What the exercise asks: Collect each line holding the string "comment".

(Extracted records)
_____
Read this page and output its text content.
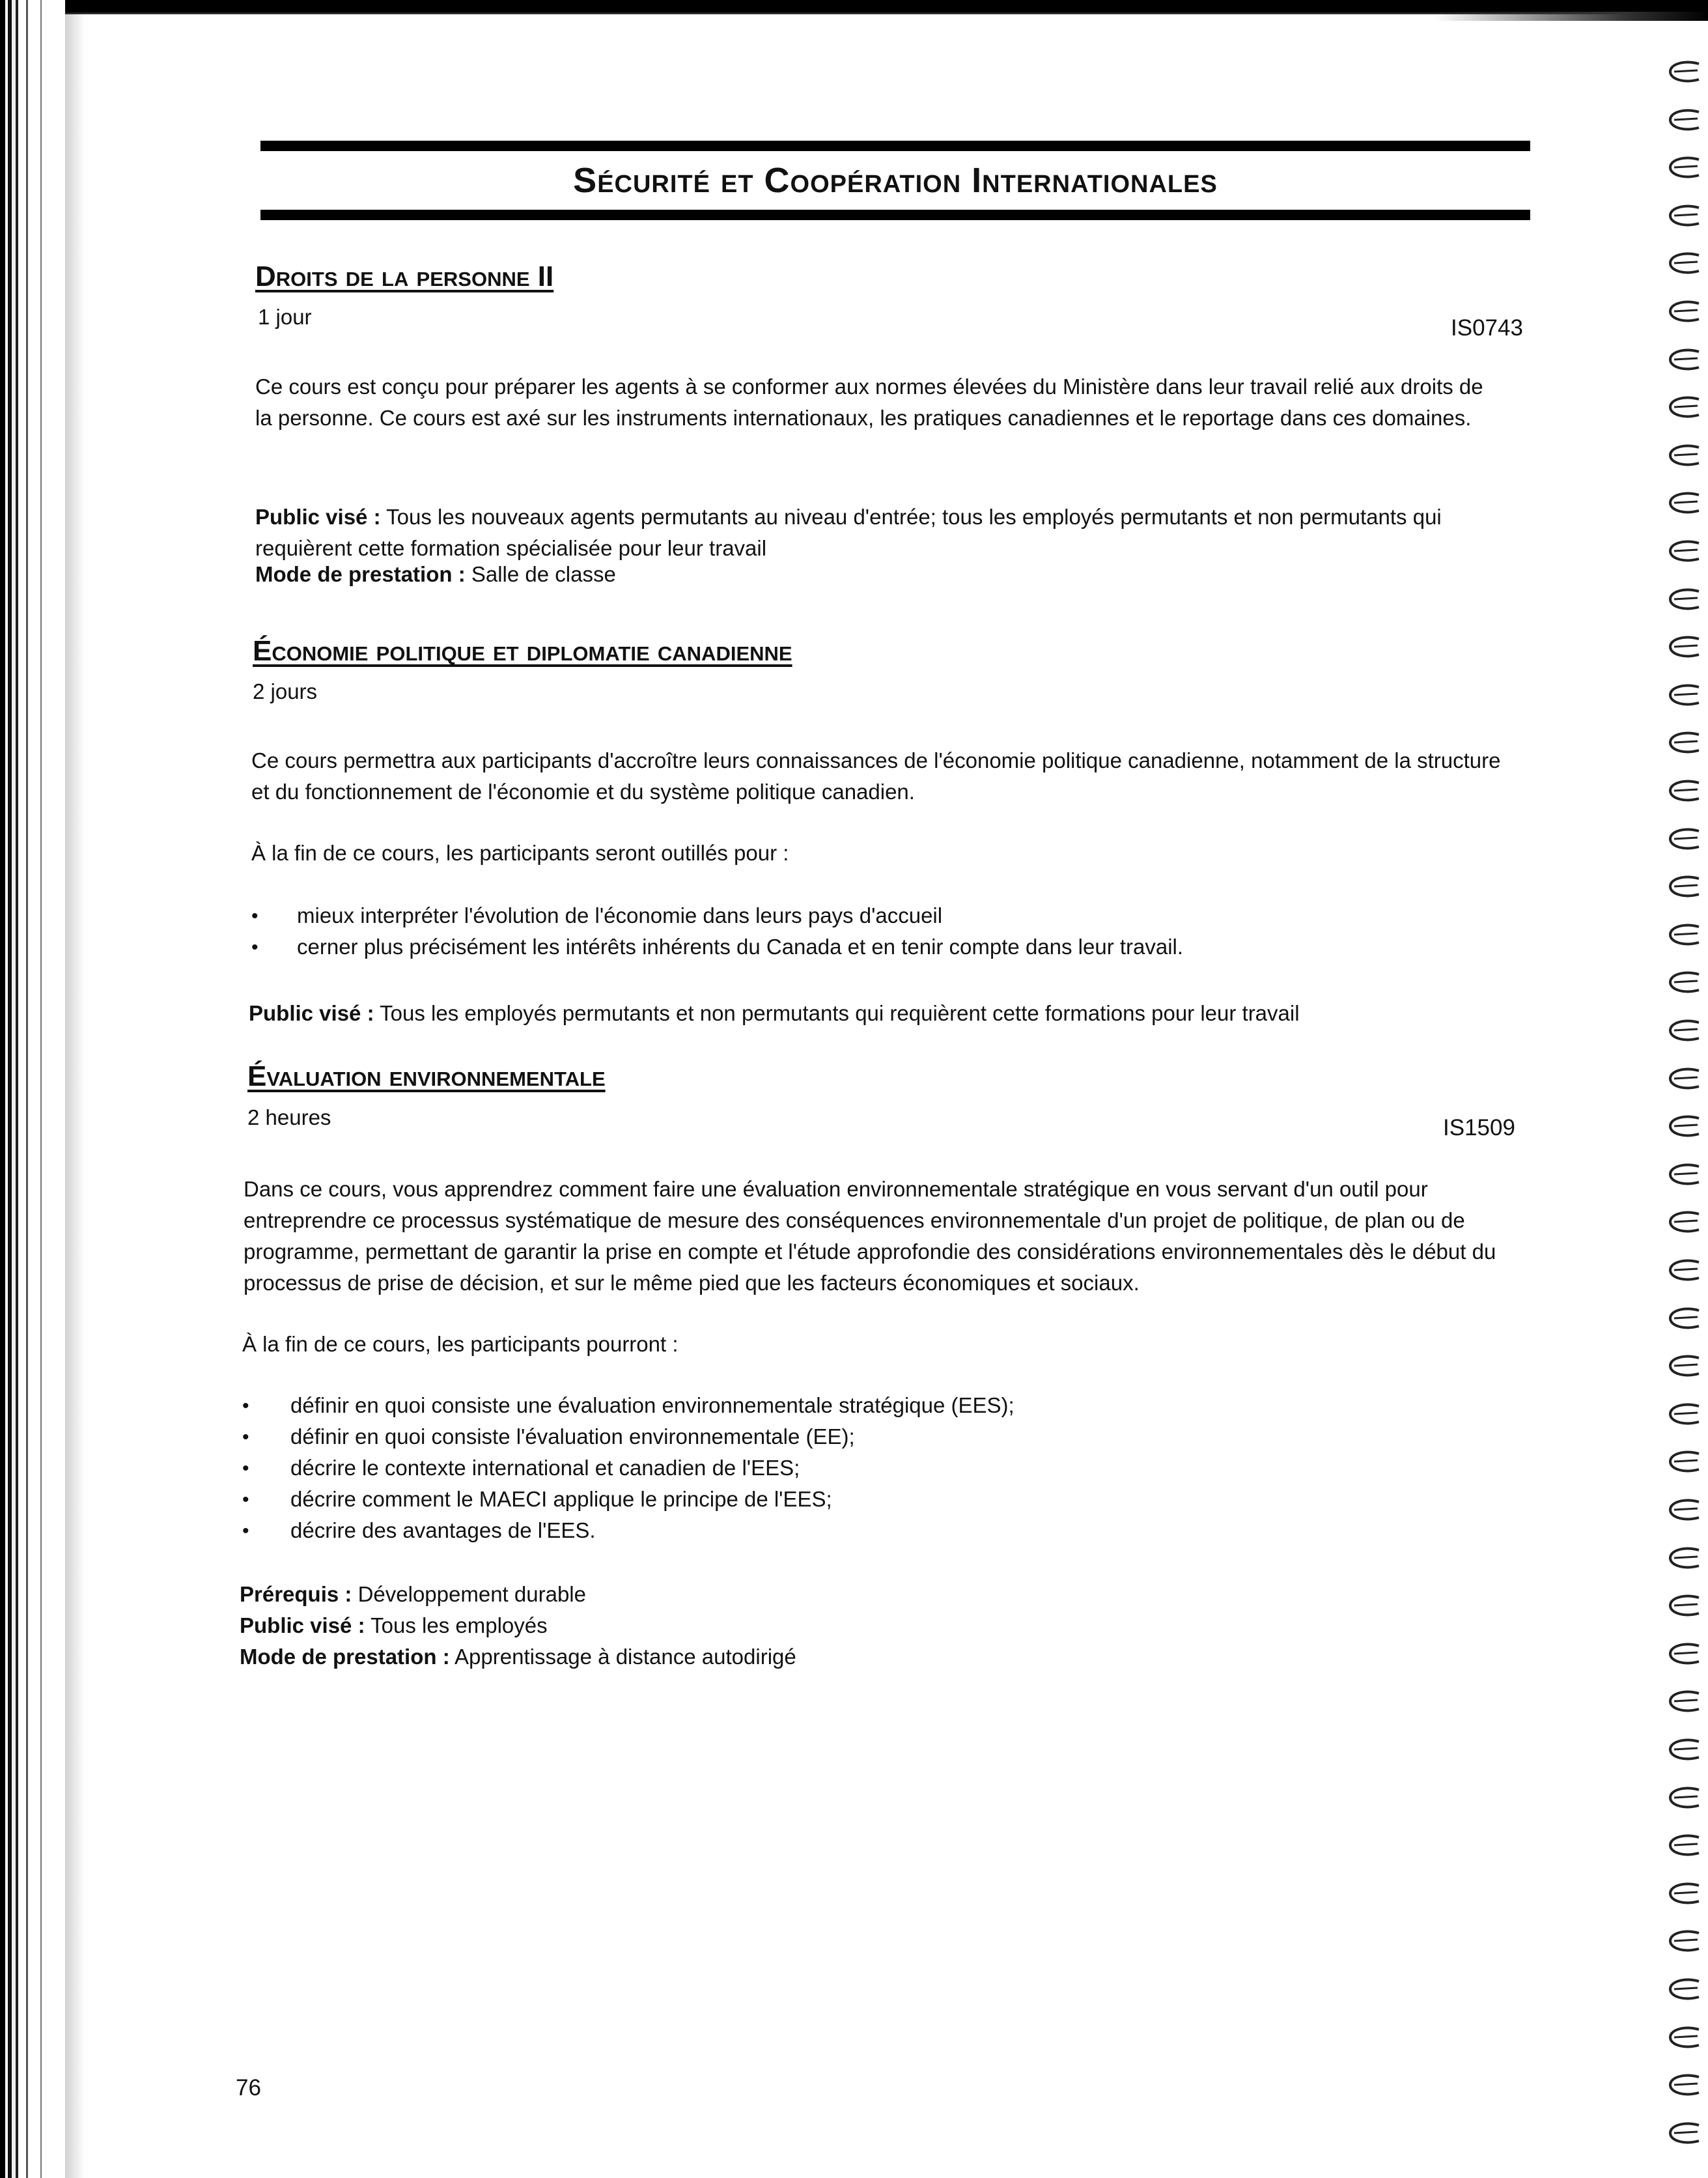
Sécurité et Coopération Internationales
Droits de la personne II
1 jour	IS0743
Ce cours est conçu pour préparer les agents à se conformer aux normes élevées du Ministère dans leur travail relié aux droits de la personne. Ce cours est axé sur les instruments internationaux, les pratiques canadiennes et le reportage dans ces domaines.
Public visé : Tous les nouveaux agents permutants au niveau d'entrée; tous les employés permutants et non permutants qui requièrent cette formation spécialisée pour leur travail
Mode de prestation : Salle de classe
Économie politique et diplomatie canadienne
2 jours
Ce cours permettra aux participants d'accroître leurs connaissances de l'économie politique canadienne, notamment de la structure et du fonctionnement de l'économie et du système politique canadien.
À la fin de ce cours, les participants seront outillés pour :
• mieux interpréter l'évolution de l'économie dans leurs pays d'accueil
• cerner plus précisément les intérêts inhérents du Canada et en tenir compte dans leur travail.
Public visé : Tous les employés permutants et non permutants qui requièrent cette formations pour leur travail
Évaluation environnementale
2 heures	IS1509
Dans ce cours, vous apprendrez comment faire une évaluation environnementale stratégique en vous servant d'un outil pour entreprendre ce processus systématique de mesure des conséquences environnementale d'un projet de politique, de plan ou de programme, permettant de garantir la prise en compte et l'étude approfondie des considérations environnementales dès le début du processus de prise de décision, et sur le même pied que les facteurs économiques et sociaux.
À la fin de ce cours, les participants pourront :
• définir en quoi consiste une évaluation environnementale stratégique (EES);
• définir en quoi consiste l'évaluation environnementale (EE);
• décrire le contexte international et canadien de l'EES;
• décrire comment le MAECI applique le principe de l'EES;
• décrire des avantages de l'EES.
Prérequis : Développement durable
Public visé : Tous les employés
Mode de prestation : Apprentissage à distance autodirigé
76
_____
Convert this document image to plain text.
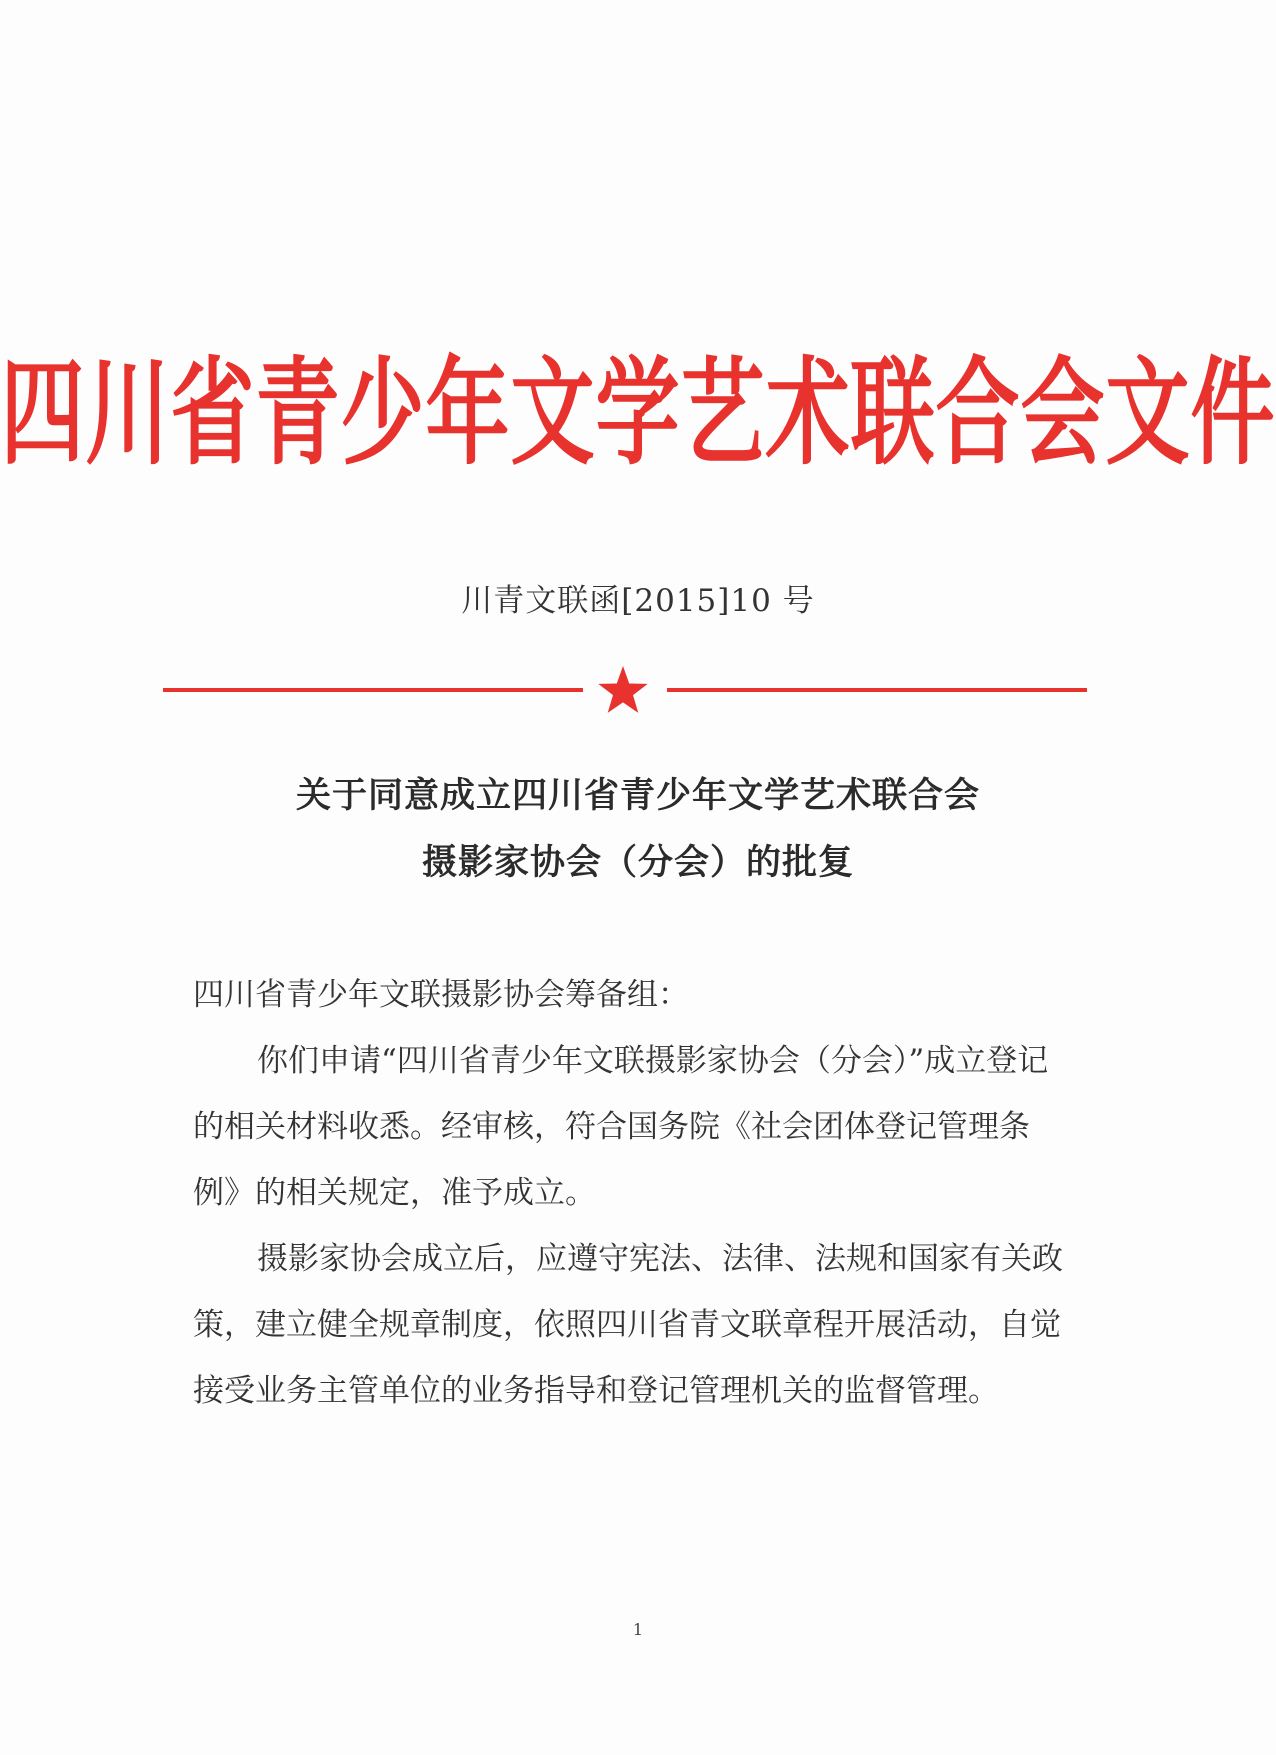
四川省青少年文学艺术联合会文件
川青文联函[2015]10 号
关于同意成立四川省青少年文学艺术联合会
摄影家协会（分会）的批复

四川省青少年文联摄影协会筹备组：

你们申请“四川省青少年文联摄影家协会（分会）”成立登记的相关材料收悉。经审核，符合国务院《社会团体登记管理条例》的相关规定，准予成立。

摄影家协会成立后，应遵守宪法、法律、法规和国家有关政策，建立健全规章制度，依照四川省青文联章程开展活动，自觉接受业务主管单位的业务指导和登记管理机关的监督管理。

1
_____
The completed task:
Dans ce cours, vous apprendrez comment faire une évaluation environnementale stratégique en vous servant d'un outil pour entreprendre ce processus systématique de mesure des conséquences environnementale d'un projet de politique, de plan ou de programme, permettant de garantir la prise en compte et l'étude approfondie des considérations environnementales dès le début du processus de prise de décision, et sur le même pied que les facteurs économiques et sociaux.
• décrire comment le MAECI applique le principe de l'EES;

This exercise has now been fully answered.